====== RECORDS PROVIDED

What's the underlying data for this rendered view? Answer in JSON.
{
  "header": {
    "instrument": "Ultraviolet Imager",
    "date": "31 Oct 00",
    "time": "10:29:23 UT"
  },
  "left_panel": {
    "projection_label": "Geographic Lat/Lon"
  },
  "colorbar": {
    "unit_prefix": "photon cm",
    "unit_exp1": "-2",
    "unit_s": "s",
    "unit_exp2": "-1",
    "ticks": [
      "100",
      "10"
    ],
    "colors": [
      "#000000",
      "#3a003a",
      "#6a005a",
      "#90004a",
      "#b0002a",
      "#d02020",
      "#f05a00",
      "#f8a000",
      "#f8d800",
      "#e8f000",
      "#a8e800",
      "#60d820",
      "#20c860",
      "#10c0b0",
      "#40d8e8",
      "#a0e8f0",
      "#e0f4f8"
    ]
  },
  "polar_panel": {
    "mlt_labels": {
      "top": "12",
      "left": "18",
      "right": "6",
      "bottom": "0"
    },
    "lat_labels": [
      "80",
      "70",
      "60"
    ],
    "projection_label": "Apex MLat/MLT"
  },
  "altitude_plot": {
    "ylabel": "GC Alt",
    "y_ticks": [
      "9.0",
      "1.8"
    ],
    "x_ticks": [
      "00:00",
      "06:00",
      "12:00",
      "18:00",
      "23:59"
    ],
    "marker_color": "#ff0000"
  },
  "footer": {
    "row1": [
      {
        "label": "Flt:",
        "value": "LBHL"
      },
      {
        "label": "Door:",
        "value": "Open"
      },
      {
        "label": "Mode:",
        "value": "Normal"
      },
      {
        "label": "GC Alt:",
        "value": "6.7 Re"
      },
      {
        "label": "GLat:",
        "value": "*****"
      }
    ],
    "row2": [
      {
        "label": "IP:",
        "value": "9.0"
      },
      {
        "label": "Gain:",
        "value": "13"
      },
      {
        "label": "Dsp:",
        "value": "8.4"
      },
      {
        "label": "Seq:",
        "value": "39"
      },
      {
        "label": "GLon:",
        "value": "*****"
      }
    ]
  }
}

============

Write out every entry above, word for word.

EXPECTED ANSWER:
What's the underlying data for this rendered view? Answer in JSON.
{
  "header": {
    "instrument": "Ultraviolet Imager",
    "date": "31 Oct 00",
    "time": "10:29:23 UT"
  },
  "left_panel": {
    "projection_label": "Geographic Lat/Lon"
  },
  "colorbar": {
    "unit_prefix": "photon cm",
    "unit_exp1": "-2",
    "unit_s": "s",
    "unit_exp2": "-1",
    "ticks": [
      "100",
      "10"
    ],
    "colors": [
      "#000000",
      "#3a003a",
      "#6a005a",
      "#90004a",
      "#b0002a",
      "#d02020",
      "#f05a00",
      "#f8a000",
      "#f8d800",
      "#e8f000",
      "#a8e800",
      "#60d820",
      "#20c860",
      "#10c0b0",
      "#40d8e8",
      "#a0e8f0",
      "#e0f4f8"
    ]
  },
  "polar_panel": {
    "mlt_labels": {
      "top": "12",
      "left": "18",
      "right": "6",
      "bottom": "0"
    },
    "lat_labels": [
      "80",
      "70",
      "60"
    ],
    "projection_label": "Apex MLat/MLT"
  },
  "altitude_plot": {
    "ylabel": "GC Alt",
    "y_ticks": [
      "9.0",
      "1.8"
    ],
    "x_ticks": [
      "00:00",
      "06:00",
      "12:00",
      "18:00",
      "23:59"
    ],
    "marker_color": "#ff0000"
  },
  "footer": {
    "row1": [
      {
        "label": "Flt:",
        "value": "LBHL"
      },
      {
        "label": "Door:",
        "value": "Open"
      },
      {
        "label": "Mode:",
        "value": "Normal"
      },
      {
        "label": "GC Alt:",
        "value": "6.7 Re"
      },
      {
        "label": "GLat:",
        "value": "*****"
      }
    ],
    "row2": [
      {
        "label": "IP:",
        "value": "9.0"
      },
      {
        "label": "Gain:",
        "value": "13"
      },
      {
        "label": "Dsp:",
        "value": "8.4"
      },
      {
        "label": "Seq:",
        "value": "39"
      },
      {
        "label": "GLon:",
        "value": "*****"
      }
    ]
  }
}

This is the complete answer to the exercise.